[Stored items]
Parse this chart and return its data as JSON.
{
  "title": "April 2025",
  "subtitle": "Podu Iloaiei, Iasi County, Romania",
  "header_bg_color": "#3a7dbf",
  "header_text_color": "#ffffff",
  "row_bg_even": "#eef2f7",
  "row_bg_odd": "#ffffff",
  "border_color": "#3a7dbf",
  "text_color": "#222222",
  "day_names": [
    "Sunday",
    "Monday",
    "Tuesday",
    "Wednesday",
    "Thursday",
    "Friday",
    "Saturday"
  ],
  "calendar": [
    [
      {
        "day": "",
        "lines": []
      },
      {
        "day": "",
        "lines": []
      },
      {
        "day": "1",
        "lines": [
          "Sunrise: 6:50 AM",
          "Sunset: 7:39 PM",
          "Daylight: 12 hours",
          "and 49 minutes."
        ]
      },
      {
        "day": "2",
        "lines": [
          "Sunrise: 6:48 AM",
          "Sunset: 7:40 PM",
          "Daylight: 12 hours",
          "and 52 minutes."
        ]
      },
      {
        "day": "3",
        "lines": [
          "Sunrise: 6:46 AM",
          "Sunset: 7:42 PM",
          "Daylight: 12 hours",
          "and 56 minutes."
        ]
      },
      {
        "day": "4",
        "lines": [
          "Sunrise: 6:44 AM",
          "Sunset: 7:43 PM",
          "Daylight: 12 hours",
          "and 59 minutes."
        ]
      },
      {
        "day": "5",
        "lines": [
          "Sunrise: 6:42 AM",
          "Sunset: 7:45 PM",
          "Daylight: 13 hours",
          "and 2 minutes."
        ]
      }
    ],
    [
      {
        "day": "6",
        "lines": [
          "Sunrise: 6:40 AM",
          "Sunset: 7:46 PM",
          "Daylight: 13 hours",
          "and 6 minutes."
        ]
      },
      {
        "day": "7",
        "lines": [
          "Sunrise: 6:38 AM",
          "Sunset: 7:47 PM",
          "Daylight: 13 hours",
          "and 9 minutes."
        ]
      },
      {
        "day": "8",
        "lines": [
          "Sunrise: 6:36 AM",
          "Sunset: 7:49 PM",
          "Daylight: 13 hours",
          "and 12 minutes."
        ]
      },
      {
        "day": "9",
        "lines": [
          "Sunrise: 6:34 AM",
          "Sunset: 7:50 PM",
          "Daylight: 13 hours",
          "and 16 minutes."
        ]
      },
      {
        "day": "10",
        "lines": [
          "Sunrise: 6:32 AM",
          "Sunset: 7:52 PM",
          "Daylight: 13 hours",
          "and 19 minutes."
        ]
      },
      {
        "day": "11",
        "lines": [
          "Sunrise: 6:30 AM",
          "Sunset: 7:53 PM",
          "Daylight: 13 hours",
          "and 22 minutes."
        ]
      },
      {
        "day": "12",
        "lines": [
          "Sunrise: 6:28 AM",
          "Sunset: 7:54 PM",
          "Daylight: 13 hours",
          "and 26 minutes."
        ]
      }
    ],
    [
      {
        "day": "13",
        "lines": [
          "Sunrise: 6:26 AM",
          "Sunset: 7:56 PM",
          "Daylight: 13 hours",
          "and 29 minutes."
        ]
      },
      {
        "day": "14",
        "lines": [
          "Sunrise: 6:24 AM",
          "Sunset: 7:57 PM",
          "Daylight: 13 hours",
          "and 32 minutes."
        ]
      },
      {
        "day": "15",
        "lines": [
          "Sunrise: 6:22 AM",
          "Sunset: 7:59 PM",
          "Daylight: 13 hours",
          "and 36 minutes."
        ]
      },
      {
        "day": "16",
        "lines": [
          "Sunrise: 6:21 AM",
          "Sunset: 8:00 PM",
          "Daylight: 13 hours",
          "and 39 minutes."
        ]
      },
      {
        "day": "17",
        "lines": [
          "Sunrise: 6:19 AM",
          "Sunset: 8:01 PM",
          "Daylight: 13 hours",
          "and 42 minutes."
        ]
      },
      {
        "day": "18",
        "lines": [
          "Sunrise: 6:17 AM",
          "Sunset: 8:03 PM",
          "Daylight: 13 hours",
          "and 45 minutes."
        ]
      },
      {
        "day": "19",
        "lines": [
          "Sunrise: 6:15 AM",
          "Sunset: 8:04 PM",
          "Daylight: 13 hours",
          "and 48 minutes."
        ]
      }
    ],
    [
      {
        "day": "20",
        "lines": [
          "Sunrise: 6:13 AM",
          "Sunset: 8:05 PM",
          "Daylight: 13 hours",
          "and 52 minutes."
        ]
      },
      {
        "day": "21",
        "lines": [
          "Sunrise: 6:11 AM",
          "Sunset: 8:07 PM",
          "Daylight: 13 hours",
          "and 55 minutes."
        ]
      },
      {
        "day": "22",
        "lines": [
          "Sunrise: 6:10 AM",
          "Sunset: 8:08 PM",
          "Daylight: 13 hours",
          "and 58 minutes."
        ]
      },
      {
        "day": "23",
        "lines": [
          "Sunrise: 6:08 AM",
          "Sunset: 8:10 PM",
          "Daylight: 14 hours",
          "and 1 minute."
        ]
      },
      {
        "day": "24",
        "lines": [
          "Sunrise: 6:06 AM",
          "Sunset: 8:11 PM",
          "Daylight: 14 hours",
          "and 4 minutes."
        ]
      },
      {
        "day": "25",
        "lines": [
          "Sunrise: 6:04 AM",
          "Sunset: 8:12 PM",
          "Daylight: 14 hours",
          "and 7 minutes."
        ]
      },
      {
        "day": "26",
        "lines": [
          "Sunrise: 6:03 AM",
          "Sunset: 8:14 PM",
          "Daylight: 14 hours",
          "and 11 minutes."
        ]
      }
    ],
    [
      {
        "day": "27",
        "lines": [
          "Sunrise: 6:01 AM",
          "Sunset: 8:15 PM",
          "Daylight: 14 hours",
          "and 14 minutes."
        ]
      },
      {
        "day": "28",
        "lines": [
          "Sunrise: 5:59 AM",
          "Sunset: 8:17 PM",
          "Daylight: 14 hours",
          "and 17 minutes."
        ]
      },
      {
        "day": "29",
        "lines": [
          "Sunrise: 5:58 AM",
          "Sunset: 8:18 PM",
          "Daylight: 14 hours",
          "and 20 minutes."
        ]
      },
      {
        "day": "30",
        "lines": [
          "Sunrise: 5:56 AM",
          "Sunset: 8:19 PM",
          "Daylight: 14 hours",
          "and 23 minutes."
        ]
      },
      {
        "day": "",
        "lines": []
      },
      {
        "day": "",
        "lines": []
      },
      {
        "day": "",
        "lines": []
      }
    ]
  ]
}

**EXERCISE AIM:**
Recopy all the lines exactly as they appear.

**ANSWER TO THIS PROBLEM:**
Parse this chart and return its data as JSON.
{
  "title": "April 2025",
  "subtitle": "Podu Iloaiei, Iasi County, Romania",
  "header_bg_color": "#3a7dbf",
  "header_text_color": "#ffffff",
  "row_bg_even": "#eef2f7",
  "row_bg_odd": "#ffffff",
  "border_color": "#3a7dbf",
  "text_color": "#222222",
  "day_names": [
    "Sunday",
    "Monday",
    "Tuesday",
    "Wednesday",
    "Thursday",
    "Friday",
    "Saturday"
  ],
  "calendar": [
    [
      {
        "day": "",
        "lines": []
      },
      {
        "day": "",
        "lines": []
      },
      {
        "day": "1",
        "lines": [
          "Sunrise: 6:50 AM",
          "Sunset: 7:39 PM",
          "Daylight: 12 hours",
          "and 49 minutes."
        ]
      },
      {
        "day": "2",
        "lines": [
          "Sunrise: 6:48 AM",
          "Sunset: 7:40 PM",
          "Daylight: 12 hours",
          "and 52 minutes."
        ]
      },
      {
        "day": "3",
        "lines": [
          "Sunrise: 6:46 AM",
          "Sunset: 7:42 PM",
          "Daylight: 12 hours",
          "and 56 minutes."
        ]
      },
      {
        "day": "4",
        "lines": [
          "Sunrise: 6:44 AM",
          "Sunset: 7:43 PM",
          "Daylight: 12 hours",
          "and 59 minutes."
        ]
      },
      {
        "day": "5",
        "lines": [
          "Sunrise: 6:42 AM",
          "Sunset: 7:45 PM",
          "Daylight: 13 hours",
          "and 2 minutes."
        ]
      }
    ],
    [
      {
        "day": "6",
        "lines": [
          "Sunrise: 6:40 AM",
          "Sunset: 7:46 PM",
          "Daylight: 13 hours",
          "and 6 minutes."
        ]
      },
      {
        "day": "7",
        "lines": [
          "Sunrise: 6:38 AM",
          "Sunset: 7:47 PM",
          "Daylight: 13 hours",
          "and 9 minutes."
        ]
      },
      {
        "day": "8",
        "lines": [
          "Sunrise: 6:36 AM",
          "Sunset: 7:49 PM",
          "Daylight: 13 hours",
          "and 12 minutes."
        ]
      },
      {
        "day": "9",
        "lines": [
          "Sunrise: 6:34 AM",
          "Sunset: 7:50 PM",
          "Daylight: 13 hours",
          "and 16 minutes."
        ]
      },
      {
        "day": "10",
        "lines": [
          "Sunrise: 6:32 AM",
          "Sunset: 7:52 PM",
          "Daylight: 13 hours",
          "and 19 minutes."
        ]
      },
      {
        "day": "11",
        "lines": [
          "Sunrise: 6:30 AM",
          "Sunset: 7:53 PM",
          "Daylight: 13 hours",
          "and 22 minutes."
        ]
      },
      {
        "day": "12",
        "lines": [
          "Sunrise: 6:28 AM",
          "Sunset: 7:54 PM",
          "Daylight: 13 hours",
          "and 26 minutes."
        ]
      }
    ],
    [
      {
        "day": "13",
        "lines": [
          "Sunrise: 6:26 AM",
          "Sunset: 7:56 PM",
          "Daylight: 13 hours",
          "and 29 minutes."
        ]
      },
      {
        "day": "14",
        "lines": [
          "Sunrise: 6:24 AM",
          "Sunset: 7:57 PM",
          "Daylight: 13 hours",
          "and 32 minutes."
        ]
      },
      {
        "day": "15",
        "lines": [
          "Sunrise: 6:22 AM",
          "Sunset: 7:59 PM",
          "Daylight: 13 hours",
          "and 36 minutes."
        ]
      },
      {
        "day": "16",
        "lines": [
          "Sunrise: 6:21 AM",
          "Sunset: 8:00 PM",
          "Daylight: 13 hours",
          "and 39 minutes."
        ]
      },
      {
        "day": "17",
        "lines": [
          "Sunrise: 6:19 AM",
          "Sunset: 8:01 PM",
          "Daylight: 13 hours",
          "and 42 minutes."
        ]
      },
      {
        "day": "18",
        "lines": [
          "Sunrise: 6:17 AM",
          "Sunset: 8:03 PM",
          "Daylight: 13 hours",
          "and 45 minutes."
        ]
      },
      {
        "day": "19",
        "lines": [
          "Sunrise: 6:15 AM",
          "Sunset: 8:04 PM",
          "Daylight: 13 hours",
          "and 48 minutes."
        ]
      }
    ],
    [
      {
        "day": "20",
        "lines": [
          "Sunrise: 6:13 AM",
          "Sunset: 8:05 PM",
          "Daylight: 13 hours",
          "and 52 minutes."
        ]
      },
      {
        "day": "21",
        "lines": [
          "Sunrise: 6:11 AM",
          "Sunset: 8:07 PM",
          "Daylight: 13 hours",
          "and 55 minutes."
        ]
      },
      {
        "day": "22",
        "lines": [
          "Sunrise: 6:10 AM",
          "Sunset: 8:08 PM",
          "Daylight: 13 hours",
          "and 58 minutes."
        ]
      },
      {
        "day": "23",
        "lines": [
          "Sunrise: 6:08 AM",
          "Sunset: 8:10 PM",
          "Daylight: 14 hours",
          "and 1 minute."
        ]
      },
      {
        "day": "24",
        "lines": [
          "Sunrise: 6:06 AM",
          "Sunset: 8:11 PM",
          "Daylight: 14 hours",
          "and 4 minutes."
        ]
      },
      {
        "day": "25",
        "lines": [
          "Sunrise: 6:04 AM",
          "Sunset: 8:12 PM",
          "Daylight: 14 hours",
          "and 7 minutes."
        ]
      },
      {
        "day": "26",
        "lines": [
          "Sunrise: 6:03 AM",
          "Sunset: 8:14 PM",
          "Daylight: 14 hours",
          "and 11 minutes."
        ]
      }
    ],
    [
      {
        "day": "27",
        "lines": [
          "Sunrise: 6:01 AM",
          "Sunset: 8:15 PM",
          "Daylight: 14 hours",
          "and 14 minutes."
        ]
      },
      {
        "day": "28",
        "lines": [
          "Sunrise: 5:59 AM",
          "Sunset: 8:17 PM",
          "Daylight: 14 hours",
          "and 17 minutes."
        ]
      },
      {
        "day": "29",
        "lines": [
          "Sunrise: 5:58 AM",
          "Sunset: 8:18 PM",
          "Daylight: 14 hours",
          "and 20 minutes."
        ]
      },
      {
        "day": "30",
        "lines": [
          "Sunrise: 5:56 AM",
          "Sunset: 8:19 PM",
          "Daylight: 14 hours",
          "and 23 minutes."
        ]
      },
      {
        "day": "",
        "lines": []
      },
      {
        "day": "",
        "lines": []
      },
      {
        "day": "",
        "lines": []
      }
    ]
  ]
}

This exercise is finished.